Como si lo estuviera deseando. Daban ganas de contestar:
-- Claro, mamá, me va a atropellar el 133 y voy a llegar a La Paz medio desangrado y preocupado porque tengo un palomino en los calzoncillos. No te apures, mujer, que si me atropella un autobús, nadie va a pasar vergüenza por mis calzoncillos porque no me va a reconocer ni mi madre.
A veces parecía un poco exagerado, pero visto ahora, desde la perspectiva privilegiada del tiempo, mi madre siempre tenía razón. De hecho, antiguamente los volantes de la Seguridad Social no eran como ahora, no. Antes decían:
Estarán de acuerdo conmigo en que aún subyace un rescoldo atávico en muchas mujeres que tiene que ver con esos tiempos pasados, como si la indumentaria del marido fuera una de esas tareas de género impuestas por la vida. En cierto modo, la frase "Yo, a mi Paco, lo llevo hecho un pincel" tiene bastante prevalencia. Es landista, pura y dura, es de película de Cine de Bodrio, pero todavía funciona. Mi mujer, y temo que lo que voy a decir ahora va a dar pie a una respuesta sin piedad por su parte, pero no me importa, me pasa revista todos los días antes de salir de casa. Yo me descojono porque ella, en el fondo, por muy moderna que sea, está preocupada por lo que pensará la gente de ella cuando me vean a mí mal vestido, ataviado con colores que no combinan (no voy a poner ejemplos, porque seguro que fallo). Me echa un disimulado vistazo de arriba a abajo y me dice:
-- Hoy vas muy guapo- con dulzura, amabilidad y beso.
O
-- Pero... ¿dónde coño te crees que vas así? -con los brazos en jarra y un rictus amargo en el rostro.
Supongo que es un atavismo femenino insuperable, por mucho que se empeñen. Yo, desde luego, no lo comprendo porque, es como el chiste, si su Paco se tira a todas las vecinas, pero es mal amante, del que hablarán mal es del tal Paco.

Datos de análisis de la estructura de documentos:
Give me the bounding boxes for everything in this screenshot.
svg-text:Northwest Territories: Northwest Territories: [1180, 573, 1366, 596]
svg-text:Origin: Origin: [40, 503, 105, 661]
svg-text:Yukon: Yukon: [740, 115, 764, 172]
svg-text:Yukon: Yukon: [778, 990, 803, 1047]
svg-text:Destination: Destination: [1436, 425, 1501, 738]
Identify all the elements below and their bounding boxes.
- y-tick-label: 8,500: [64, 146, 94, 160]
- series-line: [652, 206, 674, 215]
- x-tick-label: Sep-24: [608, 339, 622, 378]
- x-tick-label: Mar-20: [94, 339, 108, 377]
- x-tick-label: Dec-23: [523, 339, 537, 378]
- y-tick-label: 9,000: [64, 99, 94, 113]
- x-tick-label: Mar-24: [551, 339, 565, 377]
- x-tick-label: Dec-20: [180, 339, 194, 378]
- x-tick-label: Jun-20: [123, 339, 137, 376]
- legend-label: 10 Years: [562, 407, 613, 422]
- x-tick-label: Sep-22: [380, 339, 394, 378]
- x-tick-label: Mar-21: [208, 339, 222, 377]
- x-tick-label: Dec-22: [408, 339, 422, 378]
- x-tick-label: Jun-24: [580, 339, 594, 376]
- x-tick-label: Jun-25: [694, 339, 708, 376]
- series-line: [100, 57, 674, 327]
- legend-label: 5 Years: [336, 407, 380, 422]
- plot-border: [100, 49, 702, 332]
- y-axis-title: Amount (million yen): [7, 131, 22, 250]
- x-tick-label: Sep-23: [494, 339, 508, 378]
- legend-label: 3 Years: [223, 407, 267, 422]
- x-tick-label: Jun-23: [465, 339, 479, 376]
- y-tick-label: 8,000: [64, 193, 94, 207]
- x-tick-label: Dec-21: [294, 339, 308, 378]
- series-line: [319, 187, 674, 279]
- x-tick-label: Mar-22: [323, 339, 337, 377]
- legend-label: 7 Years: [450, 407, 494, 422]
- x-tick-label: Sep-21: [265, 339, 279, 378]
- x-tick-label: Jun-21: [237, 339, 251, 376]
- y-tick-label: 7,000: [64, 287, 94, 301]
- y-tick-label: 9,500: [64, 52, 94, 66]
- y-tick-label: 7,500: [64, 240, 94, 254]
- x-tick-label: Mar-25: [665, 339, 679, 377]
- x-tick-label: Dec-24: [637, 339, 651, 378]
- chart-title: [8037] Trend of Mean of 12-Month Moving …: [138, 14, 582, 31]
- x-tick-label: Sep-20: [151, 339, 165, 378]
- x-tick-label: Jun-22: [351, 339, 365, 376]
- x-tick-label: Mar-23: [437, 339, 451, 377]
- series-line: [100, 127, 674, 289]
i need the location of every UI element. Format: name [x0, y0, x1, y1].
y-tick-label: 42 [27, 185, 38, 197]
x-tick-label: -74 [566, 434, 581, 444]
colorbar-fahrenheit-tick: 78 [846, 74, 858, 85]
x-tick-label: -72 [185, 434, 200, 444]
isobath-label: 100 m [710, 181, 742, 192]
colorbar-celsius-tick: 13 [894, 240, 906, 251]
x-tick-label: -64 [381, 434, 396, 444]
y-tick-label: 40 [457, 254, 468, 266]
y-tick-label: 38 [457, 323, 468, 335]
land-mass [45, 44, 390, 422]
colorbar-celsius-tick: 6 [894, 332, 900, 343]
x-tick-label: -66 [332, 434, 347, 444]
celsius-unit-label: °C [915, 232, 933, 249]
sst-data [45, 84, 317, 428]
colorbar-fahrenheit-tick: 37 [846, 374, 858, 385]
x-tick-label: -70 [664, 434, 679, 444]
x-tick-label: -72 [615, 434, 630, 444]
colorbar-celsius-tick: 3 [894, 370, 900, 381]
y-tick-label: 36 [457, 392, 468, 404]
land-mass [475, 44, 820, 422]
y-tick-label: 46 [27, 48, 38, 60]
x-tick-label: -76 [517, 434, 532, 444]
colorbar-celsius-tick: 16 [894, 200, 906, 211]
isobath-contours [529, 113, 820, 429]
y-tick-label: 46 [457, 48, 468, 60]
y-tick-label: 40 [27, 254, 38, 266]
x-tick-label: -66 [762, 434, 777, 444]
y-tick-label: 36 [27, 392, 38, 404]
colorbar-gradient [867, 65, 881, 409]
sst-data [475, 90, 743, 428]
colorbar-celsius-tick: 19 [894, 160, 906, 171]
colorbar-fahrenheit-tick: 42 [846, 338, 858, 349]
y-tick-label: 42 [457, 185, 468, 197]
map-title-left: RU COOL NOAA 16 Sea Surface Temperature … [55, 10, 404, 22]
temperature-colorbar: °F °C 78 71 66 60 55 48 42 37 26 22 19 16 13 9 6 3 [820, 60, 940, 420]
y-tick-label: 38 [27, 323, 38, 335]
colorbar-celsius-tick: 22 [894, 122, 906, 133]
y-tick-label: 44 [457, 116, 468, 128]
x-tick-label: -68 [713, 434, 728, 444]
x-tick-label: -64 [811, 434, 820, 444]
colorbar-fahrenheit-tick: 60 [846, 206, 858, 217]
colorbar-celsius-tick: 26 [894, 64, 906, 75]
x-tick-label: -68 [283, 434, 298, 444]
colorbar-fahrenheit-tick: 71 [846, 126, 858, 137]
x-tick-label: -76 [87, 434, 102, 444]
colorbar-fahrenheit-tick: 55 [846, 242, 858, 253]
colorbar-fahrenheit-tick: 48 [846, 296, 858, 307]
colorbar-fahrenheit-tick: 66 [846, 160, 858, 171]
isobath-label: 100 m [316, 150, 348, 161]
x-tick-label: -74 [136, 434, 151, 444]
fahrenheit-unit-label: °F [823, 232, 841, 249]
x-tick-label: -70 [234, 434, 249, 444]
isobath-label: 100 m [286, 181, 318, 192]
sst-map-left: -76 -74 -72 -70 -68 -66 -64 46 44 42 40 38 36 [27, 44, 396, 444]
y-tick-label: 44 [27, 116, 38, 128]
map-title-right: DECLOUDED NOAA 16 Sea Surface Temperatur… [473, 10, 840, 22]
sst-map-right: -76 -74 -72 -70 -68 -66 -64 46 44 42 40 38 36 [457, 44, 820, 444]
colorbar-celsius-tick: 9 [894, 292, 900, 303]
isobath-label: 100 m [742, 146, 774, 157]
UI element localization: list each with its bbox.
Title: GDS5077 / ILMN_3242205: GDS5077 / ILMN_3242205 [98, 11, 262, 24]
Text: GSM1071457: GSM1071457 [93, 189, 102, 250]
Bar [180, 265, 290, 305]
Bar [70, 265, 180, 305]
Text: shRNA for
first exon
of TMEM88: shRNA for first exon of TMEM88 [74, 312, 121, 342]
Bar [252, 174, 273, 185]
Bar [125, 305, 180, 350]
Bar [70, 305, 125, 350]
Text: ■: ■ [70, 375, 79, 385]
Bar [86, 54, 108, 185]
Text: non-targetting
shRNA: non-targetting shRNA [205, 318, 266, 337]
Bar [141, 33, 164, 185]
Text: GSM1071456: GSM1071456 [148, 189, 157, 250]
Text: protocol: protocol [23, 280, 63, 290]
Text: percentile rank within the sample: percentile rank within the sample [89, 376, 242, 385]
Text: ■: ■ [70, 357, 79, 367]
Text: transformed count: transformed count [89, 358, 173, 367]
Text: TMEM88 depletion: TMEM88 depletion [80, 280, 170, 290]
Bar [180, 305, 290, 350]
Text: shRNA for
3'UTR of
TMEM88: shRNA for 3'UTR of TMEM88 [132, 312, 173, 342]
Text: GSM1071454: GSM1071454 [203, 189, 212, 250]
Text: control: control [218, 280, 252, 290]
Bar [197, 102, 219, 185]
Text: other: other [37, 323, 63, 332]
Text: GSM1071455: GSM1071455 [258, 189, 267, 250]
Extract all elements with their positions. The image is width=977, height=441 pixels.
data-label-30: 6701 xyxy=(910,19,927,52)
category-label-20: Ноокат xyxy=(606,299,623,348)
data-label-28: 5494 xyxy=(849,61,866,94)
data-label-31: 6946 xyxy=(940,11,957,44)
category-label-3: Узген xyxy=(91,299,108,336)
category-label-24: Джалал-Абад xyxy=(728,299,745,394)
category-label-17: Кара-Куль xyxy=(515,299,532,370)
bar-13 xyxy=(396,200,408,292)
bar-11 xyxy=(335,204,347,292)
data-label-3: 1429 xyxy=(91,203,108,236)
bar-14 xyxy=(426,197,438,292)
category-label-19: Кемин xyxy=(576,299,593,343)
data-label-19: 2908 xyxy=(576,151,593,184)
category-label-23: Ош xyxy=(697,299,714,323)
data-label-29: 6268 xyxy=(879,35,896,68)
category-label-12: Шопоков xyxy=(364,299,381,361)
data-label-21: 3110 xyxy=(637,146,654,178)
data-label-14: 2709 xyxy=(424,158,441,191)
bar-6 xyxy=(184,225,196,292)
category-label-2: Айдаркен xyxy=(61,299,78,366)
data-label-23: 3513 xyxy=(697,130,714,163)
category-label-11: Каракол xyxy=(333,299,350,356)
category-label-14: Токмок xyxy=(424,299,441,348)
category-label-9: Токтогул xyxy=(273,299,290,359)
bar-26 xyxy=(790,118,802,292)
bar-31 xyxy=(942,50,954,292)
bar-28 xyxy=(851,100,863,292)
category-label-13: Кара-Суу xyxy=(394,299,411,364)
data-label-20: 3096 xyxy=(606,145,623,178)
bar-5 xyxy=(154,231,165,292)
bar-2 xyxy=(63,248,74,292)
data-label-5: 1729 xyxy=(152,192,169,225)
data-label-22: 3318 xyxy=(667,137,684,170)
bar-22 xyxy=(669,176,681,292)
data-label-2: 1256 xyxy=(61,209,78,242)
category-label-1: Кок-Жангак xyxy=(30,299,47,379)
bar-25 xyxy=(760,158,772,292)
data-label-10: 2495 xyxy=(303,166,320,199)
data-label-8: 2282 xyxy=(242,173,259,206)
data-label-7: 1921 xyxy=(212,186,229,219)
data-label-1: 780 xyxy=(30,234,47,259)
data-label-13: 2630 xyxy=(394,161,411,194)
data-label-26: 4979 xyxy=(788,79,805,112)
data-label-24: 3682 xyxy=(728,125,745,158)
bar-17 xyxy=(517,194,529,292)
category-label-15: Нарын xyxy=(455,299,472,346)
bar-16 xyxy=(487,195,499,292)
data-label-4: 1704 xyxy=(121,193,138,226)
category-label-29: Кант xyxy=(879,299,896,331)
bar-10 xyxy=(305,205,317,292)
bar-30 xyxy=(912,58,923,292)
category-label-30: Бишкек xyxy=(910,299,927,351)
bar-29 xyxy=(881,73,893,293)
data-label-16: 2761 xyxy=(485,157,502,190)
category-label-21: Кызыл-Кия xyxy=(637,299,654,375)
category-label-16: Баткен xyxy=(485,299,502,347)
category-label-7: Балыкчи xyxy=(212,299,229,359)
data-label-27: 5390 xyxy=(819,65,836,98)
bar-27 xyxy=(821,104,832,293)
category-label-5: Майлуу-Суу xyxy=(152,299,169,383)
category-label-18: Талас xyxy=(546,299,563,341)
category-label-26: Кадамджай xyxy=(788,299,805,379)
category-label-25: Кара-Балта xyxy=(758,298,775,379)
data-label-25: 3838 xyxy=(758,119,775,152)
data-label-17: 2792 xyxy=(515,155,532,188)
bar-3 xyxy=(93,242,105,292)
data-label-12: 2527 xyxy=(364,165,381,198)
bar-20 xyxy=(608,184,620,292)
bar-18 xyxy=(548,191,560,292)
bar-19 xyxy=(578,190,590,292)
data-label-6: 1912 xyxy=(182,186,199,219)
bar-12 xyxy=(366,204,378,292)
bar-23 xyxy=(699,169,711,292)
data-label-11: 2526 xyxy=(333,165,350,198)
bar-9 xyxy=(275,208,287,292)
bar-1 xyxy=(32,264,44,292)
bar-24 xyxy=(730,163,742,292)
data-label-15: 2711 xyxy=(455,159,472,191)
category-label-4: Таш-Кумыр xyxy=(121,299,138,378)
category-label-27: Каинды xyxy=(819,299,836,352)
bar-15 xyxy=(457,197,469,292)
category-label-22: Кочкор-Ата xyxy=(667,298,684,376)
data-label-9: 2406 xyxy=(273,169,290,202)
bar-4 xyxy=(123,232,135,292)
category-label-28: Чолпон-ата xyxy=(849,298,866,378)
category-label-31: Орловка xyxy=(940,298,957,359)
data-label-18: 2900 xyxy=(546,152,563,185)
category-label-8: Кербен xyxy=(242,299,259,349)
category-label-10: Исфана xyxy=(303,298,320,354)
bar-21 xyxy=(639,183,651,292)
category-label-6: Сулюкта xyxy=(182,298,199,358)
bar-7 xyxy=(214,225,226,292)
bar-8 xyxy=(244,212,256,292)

EL PLANTEAMIENTO: Reescribe el fragmento a partir de las palabras "Como si lo estuviera" y termina tras "ni mi madre.", sustituyendo "autobús" por "tranvía".

RESPUESTA AL EJERCICIO:
Como si lo estuviera deseando. Daban ganas de contestar:
-- Claro, mamá, me va a atropellar el 133 y voy a llegar a La Paz medio desangrado y preocupado porque tengo un palomino en los calzoncillos. No te apures, mujer, que si me atropella un tranvía, nadie va a pasar vergüenza por mis calzoncillos porque no me va a reconocer ni mi madre.